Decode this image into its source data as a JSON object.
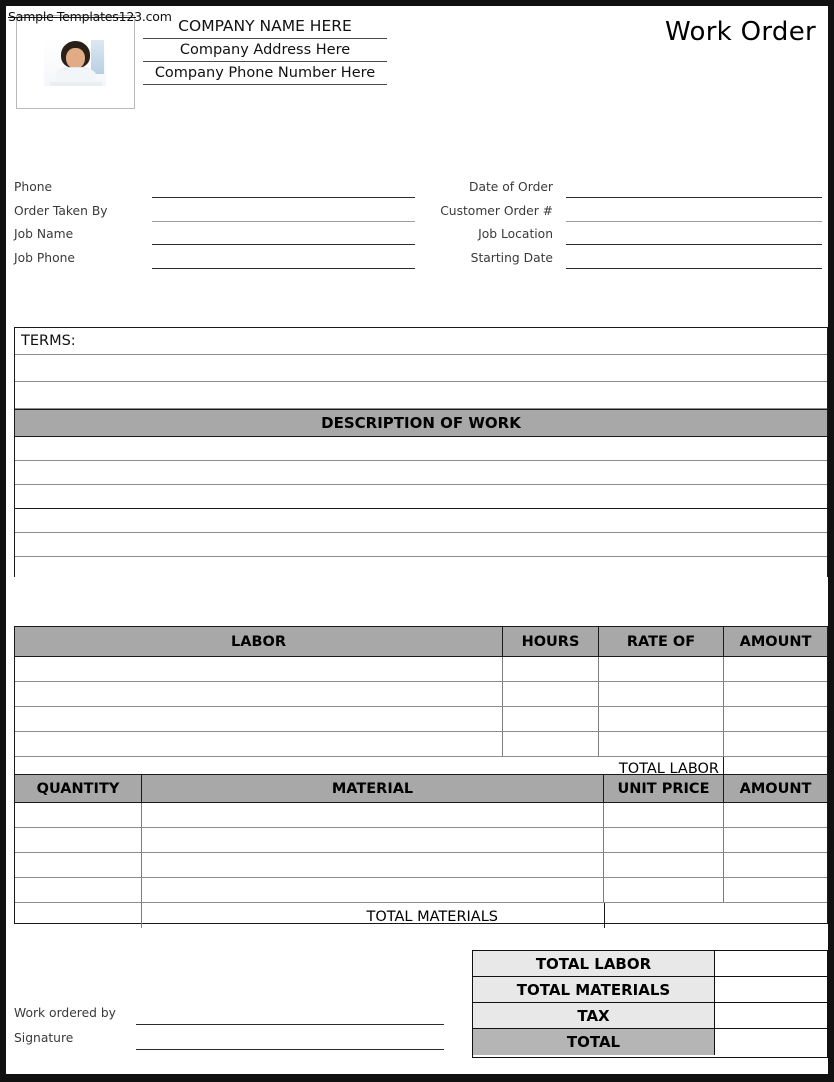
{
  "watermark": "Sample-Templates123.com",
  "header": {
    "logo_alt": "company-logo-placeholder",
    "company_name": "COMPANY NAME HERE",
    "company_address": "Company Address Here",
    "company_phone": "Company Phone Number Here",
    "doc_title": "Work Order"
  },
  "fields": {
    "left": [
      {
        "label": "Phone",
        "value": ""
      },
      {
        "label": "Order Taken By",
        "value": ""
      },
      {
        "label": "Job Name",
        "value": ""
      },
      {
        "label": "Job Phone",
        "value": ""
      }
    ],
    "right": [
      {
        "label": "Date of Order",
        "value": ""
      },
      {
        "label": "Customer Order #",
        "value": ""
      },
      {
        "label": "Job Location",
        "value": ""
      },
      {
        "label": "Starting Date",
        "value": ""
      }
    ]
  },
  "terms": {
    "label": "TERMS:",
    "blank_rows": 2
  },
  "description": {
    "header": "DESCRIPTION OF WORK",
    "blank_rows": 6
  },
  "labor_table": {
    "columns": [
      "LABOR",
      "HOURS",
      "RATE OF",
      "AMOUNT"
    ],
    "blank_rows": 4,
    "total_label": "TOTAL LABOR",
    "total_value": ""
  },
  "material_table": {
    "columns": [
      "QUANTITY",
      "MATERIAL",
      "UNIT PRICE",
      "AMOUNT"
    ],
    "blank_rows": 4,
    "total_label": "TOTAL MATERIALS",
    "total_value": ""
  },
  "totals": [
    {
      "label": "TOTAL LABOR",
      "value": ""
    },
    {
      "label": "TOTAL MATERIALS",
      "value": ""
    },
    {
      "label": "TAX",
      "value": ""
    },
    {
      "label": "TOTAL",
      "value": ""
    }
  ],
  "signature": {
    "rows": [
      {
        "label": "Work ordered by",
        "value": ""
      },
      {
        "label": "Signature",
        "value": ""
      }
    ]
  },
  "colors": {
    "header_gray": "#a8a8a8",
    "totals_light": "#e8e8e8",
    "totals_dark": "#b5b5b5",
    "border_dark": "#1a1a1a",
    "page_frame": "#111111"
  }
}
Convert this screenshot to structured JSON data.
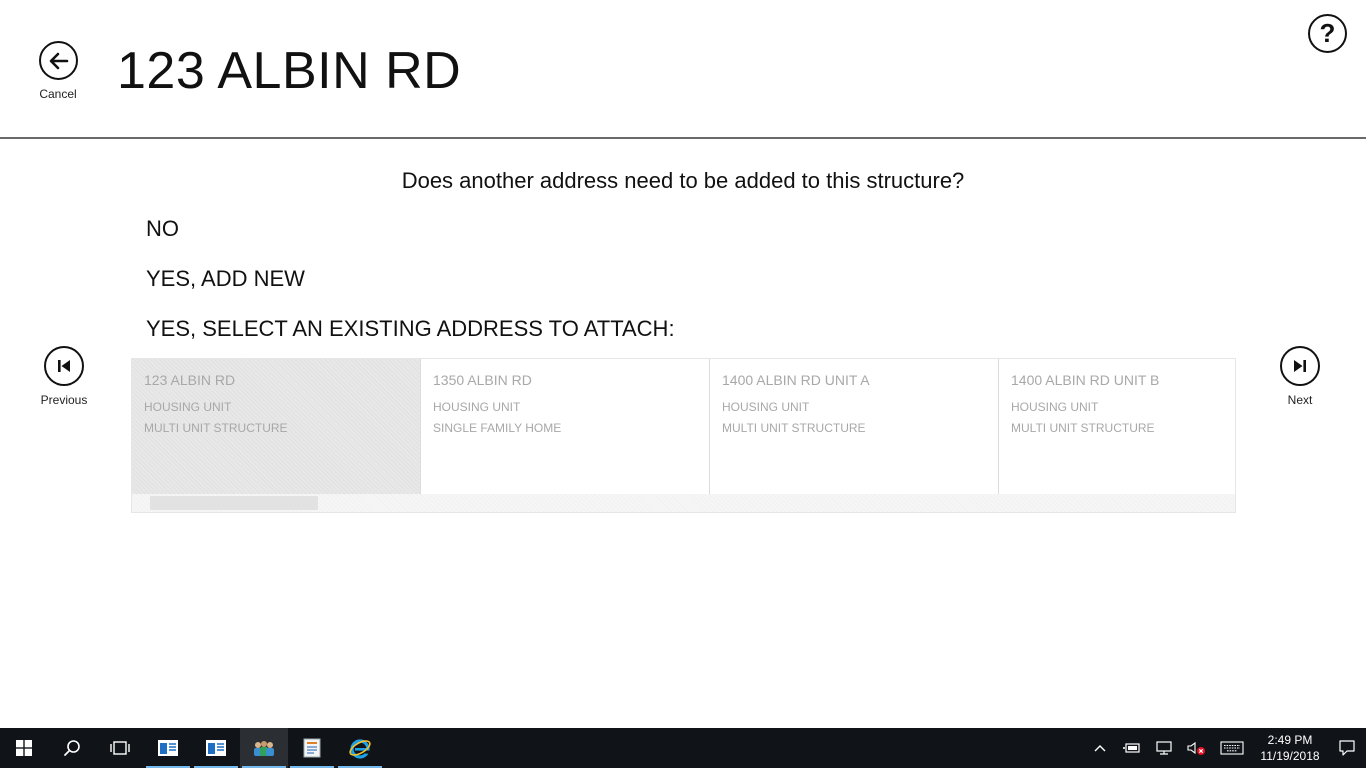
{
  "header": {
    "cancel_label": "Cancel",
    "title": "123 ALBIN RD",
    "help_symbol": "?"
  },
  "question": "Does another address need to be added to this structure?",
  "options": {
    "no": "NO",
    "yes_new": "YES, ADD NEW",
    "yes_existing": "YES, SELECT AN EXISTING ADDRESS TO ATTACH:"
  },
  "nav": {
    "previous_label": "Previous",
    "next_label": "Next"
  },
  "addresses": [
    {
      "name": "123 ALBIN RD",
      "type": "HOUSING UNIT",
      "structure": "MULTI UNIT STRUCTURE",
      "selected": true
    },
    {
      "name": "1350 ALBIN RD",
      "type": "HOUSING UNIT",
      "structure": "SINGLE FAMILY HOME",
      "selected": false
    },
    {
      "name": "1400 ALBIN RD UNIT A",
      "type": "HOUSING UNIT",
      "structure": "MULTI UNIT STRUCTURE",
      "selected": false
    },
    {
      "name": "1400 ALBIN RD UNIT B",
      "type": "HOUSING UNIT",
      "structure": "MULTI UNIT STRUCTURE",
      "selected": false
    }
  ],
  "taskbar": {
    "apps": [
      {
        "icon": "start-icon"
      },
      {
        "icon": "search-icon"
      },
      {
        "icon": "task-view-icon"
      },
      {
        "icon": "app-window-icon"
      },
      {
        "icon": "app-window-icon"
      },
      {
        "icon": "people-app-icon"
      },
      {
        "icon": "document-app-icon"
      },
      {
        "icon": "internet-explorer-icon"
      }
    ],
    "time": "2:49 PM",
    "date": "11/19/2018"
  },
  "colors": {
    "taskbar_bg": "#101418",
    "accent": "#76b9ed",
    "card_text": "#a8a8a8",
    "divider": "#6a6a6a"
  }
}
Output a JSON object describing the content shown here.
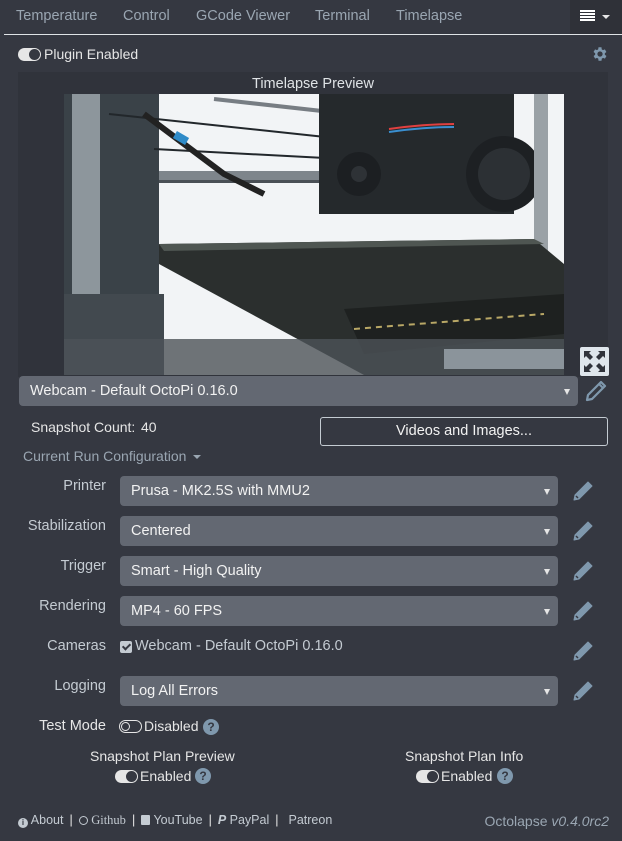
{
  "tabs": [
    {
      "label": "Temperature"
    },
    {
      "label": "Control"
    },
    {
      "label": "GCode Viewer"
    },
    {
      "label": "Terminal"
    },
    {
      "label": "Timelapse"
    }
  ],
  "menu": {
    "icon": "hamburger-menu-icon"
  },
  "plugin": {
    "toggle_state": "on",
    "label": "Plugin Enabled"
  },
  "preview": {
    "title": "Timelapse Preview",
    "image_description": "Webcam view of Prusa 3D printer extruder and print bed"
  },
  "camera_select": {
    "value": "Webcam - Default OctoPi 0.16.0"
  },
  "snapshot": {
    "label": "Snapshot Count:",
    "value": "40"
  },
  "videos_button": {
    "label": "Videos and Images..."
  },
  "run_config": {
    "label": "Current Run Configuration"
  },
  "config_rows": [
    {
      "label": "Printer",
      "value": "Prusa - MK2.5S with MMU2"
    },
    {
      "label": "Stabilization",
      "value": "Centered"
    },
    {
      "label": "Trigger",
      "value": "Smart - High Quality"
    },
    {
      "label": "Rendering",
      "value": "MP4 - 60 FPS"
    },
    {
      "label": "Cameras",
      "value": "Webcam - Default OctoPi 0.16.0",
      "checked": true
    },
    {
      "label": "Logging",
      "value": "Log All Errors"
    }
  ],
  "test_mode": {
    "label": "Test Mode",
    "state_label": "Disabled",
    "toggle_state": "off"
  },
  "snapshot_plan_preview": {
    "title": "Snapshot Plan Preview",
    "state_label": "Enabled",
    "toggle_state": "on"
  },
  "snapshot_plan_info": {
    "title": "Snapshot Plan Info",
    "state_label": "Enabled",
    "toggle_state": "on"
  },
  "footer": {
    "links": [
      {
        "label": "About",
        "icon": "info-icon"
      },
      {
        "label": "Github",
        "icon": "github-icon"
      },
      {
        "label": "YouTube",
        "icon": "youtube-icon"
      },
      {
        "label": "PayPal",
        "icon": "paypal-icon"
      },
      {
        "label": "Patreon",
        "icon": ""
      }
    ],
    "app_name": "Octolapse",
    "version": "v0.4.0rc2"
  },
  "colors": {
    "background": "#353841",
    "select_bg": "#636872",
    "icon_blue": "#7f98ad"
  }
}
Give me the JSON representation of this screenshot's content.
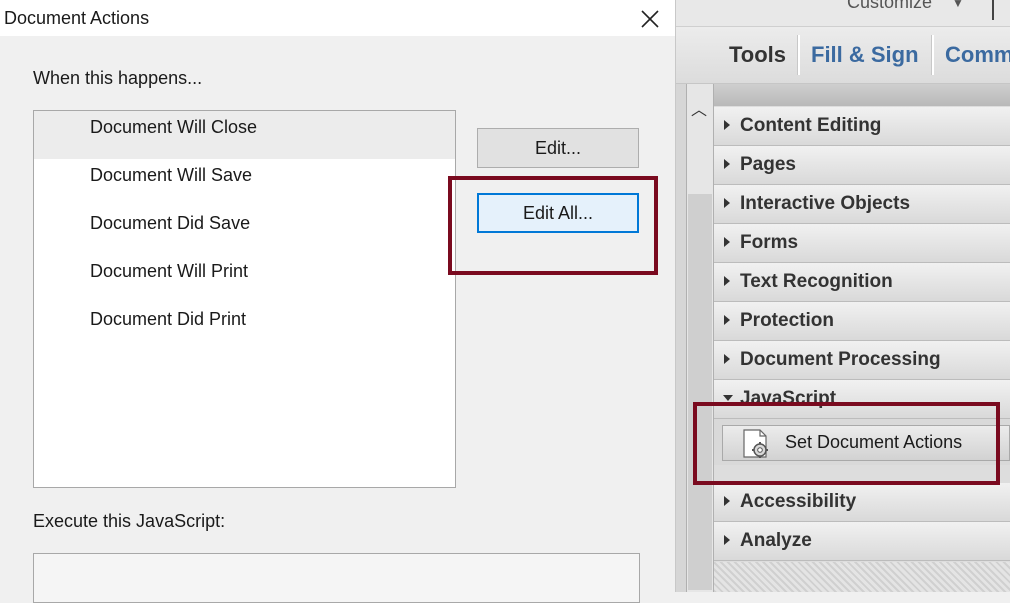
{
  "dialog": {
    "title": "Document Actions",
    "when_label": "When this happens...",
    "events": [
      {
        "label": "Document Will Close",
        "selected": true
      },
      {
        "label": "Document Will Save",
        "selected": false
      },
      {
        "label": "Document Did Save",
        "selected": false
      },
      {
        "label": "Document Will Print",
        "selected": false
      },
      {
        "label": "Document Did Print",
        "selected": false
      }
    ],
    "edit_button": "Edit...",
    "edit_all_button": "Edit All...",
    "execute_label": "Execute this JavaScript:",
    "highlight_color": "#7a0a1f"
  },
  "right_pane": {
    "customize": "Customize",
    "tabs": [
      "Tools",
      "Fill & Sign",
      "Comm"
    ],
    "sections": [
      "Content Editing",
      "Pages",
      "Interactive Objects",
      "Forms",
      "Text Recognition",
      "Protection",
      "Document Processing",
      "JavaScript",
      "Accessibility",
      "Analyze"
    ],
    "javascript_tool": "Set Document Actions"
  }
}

·····

:: What you are asked to do ::
Extract the full listing exactly, with the pictures left out.

:: Full answer ::
Decode this image into its source data as a JSON object.
{
  "watermark": "Sample-Templates123.com",
  "header": {
    "logo_alt": "company-logo-placeholder",
    "company_name": "COMPANY NAME HERE",
    "company_address": "Company Address Here",
    "company_phone": "Company Phone Number Here",
    "doc_title": "Work Order"
  },
  "fields": {
    "left": [
      {
        "label": "Phone",
        "value": ""
      },
      {
        "label": "Order Taken By",
        "value": ""
      },
      {
        "label": "Job Name",
        "value": ""
      },
      {
        "label": "Job Phone",
        "value": ""
      }
    ],
    "right": [
      {
        "label": "Date of Order",
        "value": ""
      },
      {
        "label": "Customer Order #",
        "value": ""
      },
      {
        "label": "Job Location",
        "value": ""
      },
      {
        "label": "Starting Date",
        "value": ""
      }
    ]
  },
  "terms": {
    "label": "TERMS:",
    "blank_rows": 2
  },
  "description": {
    "header": "DESCRIPTION OF WORK",
    "blank_rows": 6
  },
  "labor_table": {
    "columns": [
      "LABOR",
      "HOURS",
      "RATE OF",
      "AMOUNT"
    ],
    "blank_rows": 4,
    "total_label": "TOTAL LABOR",
    "total_value": ""
  },
  "material_table": {
    "columns": [
      "QUANTITY",
      "MATERIAL",
      "UNIT PRICE",
      "AMOUNT"
    ],
    "blank_rows": 4,
    "total_label": "TOTAL MATERIALS",
    "total_value": ""
  },
  "totals": [
    {
      "label": "TOTAL LABOR",
      "value": ""
    },
    {
      "label": "TOTAL MATERIALS",
      "value": ""
    },
    {
      "label": "TAX",
      "value": ""
    },
    {
      "label": "TOTAL",
      "value": ""
    }
  ],
  "signature": {
    "rows": [
      {
        "label": "Work ordered by",
        "value": ""
      },
      {
        "label": "Signature",
        "value": ""
      }
    ]
  },
  "colors": {
    "header_gray": "#a8a8a8",
    "totals_light": "#e8e8e8",
    "totals_dark": "#b5b5b5",
    "border_dark": "#1a1a1a",
    "page_frame": "#111111"
  }
}
Convert this screenshot to structured JSON data.
{
  "header": {
    "cancel_label": "Cancel",
    "title": "123 ALBIN RD",
    "help_symbol": "?"
  },
  "question": "Does another address need to be added to this structure?",
  "options": {
    "no": "NO",
    "yes_new": "YES, ADD NEW",
    "yes_existing": "YES, SELECT AN EXISTING ADDRESS TO ATTACH:"
  },
  "nav": {
    "previous_label": "Previous",
    "next_label": "Next"
  },
  "addresses": [
    {
      "name": "123 ALBIN RD",
      "type": "HOUSING UNIT",
      "structure": "MULTI UNIT STRUCTURE",
      "selected": true
    },
    {
      "name": "1350 ALBIN RD",
      "type": "HOUSING UNIT",
      "structure": "SINGLE FAMILY HOME",
      "selected": false
    },
    {
      "name": "1400 ALBIN RD UNIT A",
      "type": "HOUSING UNIT",
      "structure": "MULTI UNIT STRUCTURE",
      "selected": false
    },
    {
      "name": "1400 ALBIN RD UNIT B",
      "type": "HOUSING UNIT",
      "structure": "MULTI UNIT STRUCTURE",
      "selected": false
    }
  ],
  "taskbar": {
    "apps": [
      {
        "icon": "start-icon"
      },
      {
        "icon": "search-icon"
      },
      {
        "icon": "task-view-icon"
      },
      {
        "icon": "app-window-icon"
      },
      {
        "icon": "app-window-icon"
      },
      {
        "icon": "people-app-icon"
      },
      {
        "icon": "document-app-icon"
      },
      {
        "icon": "internet-explorer-icon"
      }
    ],
    "time": "2:49 PM",
    "date": "11/19/2018"
  },
  "colors": {
    "taskbar_bg": "#101418",
    "accent": "#76b9ed",
    "card_text": "#a8a8a8",
    "divider": "#6a6a6a"
  }
}
Output a JSON object describing the content shown here.
{
  "tabs": [
    {
      "label": "Temperature"
    },
    {
      "label": "Control"
    },
    {
      "label": "GCode Viewer"
    },
    {
      "label": "Terminal"
    },
    {
      "label": "Timelapse"
    }
  ],
  "menu": {
    "icon": "hamburger-menu-icon"
  },
  "plugin": {
    "toggle_state": "on",
    "label": "Plugin Enabled"
  },
  "preview": {
    "title": "Timelapse Preview",
    "image_description": "Webcam view of Prusa 3D printer extruder and print bed"
  },
  "camera_select": {
    "value": "Webcam - Default OctoPi 0.16.0"
  },
  "snapshot": {
    "label": "Snapshot Count:",
    "value": "40"
  },
  "videos_button": {
    "label": "Videos and Images..."
  },
  "run_config": {
    "label": "Current Run Configuration"
  },
  "config_rows": [
    {
      "label": "Printer",
      "value": "Prusa - MK2.5S with MMU2"
    },
    {
      "label": "Stabilization",
      "value": "Centered"
    },
    {
      "label": "Trigger",
      "value": "Smart - High Quality"
    },
    {
      "label": "Rendering",
      "value": "MP4 - 60 FPS"
    },
    {
      "label": "Cameras",
      "value": "Webcam - Default OctoPi 0.16.0",
      "checked": true
    },
    {
      "label": "Logging",
      "value": "Log All Errors"
    }
  ],
  "test_mode": {
    "label": "Test Mode",
    "state_label": "Disabled",
    "toggle_state": "off"
  },
  "snapshot_plan_preview": {
    "title": "Snapshot Plan Preview",
    "state_label": "Enabled",
    "toggle_state": "on"
  },
  "snapshot_plan_info": {
    "title": "Snapshot Plan Info",
    "state_label": "Enabled",
    "toggle_state": "on"
  },
  "footer": {
    "links": [
      {
        "label": "About",
        "icon": "info-icon"
      },
      {
        "label": "Github",
        "icon": "github-icon"
      },
      {
        "label": "YouTube",
        "icon": "youtube-icon"
      },
      {
        "label": "PayPal",
        "icon": "paypal-icon"
      },
      {
        "label": "Patreon",
        "icon": ""
      }
    ],
    "app_name": "Octolapse",
    "version": "v0.4.0rc2"
  },
  "colors": {
    "background": "#353841",
    "select_bg": "#636872",
    "icon_blue": "#7f98ad"
  }
}
Give me the JSON representation of this screenshot's content.
{
  "dialog": {
    "title": "Document Actions",
    "when_label": "When this happens...",
    "events": [
      {
        "label": "Document Will Close",
        "selected": true
      },
      {
        "label": "Document Will Save",
        "selected": false
      },
      {
        "label": "Document Did Save",
        "selected": false
      },
      {
        "label": "Document Will Print",
        "selected": false
      },
      {
        "label": "Document Did Print",
        "selected": false
      }
    ],
    "edit_button": "Edit...",
    "edit_all_button": "Edit All...",
    "execute_label": "Execute this JavaScript:",
    "highlight_color": "#7a0a1f"
  },
  "right_pane": {
    "customize": "Customize",
    "tabs": [
      "Tools",
      "Fill & Sign",
      "Comm"
    ],
    "sections": [
      "Content Editing",
      "Pages",
      "Interactive Objects",
      "Forms",
      "Text Recognition",
      "Protection",
      "Document Processing",
      "JavaScript",
      "Accessibility",
      "Analyze"
    ],
    "javascript_tool": "Set Document Actions"
  }
}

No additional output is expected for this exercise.